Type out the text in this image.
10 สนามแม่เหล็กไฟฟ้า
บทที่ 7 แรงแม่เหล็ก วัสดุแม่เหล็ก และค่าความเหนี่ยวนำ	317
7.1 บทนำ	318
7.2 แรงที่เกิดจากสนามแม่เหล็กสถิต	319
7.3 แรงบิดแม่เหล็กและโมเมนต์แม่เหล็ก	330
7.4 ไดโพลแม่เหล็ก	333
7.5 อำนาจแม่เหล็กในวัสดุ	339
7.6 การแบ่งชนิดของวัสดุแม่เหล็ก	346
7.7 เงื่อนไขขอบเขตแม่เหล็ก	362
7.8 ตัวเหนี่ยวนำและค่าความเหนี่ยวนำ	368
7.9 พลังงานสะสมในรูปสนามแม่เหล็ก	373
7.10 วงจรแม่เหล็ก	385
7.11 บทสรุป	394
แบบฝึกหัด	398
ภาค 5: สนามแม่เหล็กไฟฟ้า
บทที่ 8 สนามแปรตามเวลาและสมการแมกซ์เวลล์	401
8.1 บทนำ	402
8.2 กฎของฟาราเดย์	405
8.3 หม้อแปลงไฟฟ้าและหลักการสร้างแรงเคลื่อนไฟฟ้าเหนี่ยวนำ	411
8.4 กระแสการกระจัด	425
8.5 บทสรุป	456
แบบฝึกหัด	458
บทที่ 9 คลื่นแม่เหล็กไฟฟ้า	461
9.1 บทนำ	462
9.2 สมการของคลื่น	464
--
All of the data above should be transcribed exactly.

Type out the text in this image.
10 สนามแม่เหล็กไฟฟ้า
บทที่ 7 แรงแม่เหล็ก วัสดุแม่เหล็ก และค่าความเหนี่ยวนำ	317
7.1 บทนำ	318
7.2 แรงที่เกิดจากสนามแม่เหล็กสถิต	319
7.3 แรงบิดแม่เหล็กและโมเมนต์แม่เหล็ก	330
7.4 ไดโพลแม่เหล็ก	333
7.5 อำนาจแม่เหล็กในวัสดุ	339
7.6 การแบ่งชนิดของวัสดุแม่เหล็ก	346
7.7 เงื่อนไขขอบเขตแม่เหล็ก	362
7.8 ตัวเหนี่ยวนำและค่าความเหนี่ยวนำ	368
7.9 พลังงานสะสมในรูปสนามแม่เหล็ก	373
7.10 วงจรแม่เหล็ก	385
7.11 บทสรุป	394
แบบฝึกหัด	398
ภาค 5: สนามแม่เหล็กไฟฟ้า
บทที่ 8 สนามแปรตามเวลาและสมการแมกซ์เวลล์	401
8.1 บทนำ	402
8.2 กฎของฟาราเดย์	405
8.3 หม้อแปลงไฟฟ้าและหลักการสร้างแรงเคลื่อนไฟฟ้าเหนี่ยวนำ	411
8.4 กระแสการกระจัด	425
8.5 บทสรุป	456
แบบฝึกหัด	458
บทที่ 9 คลื่นแม่เหล็กไฟฟ้า	461
9.1 บทนำ	462
9.2 สมการของคลื่น	464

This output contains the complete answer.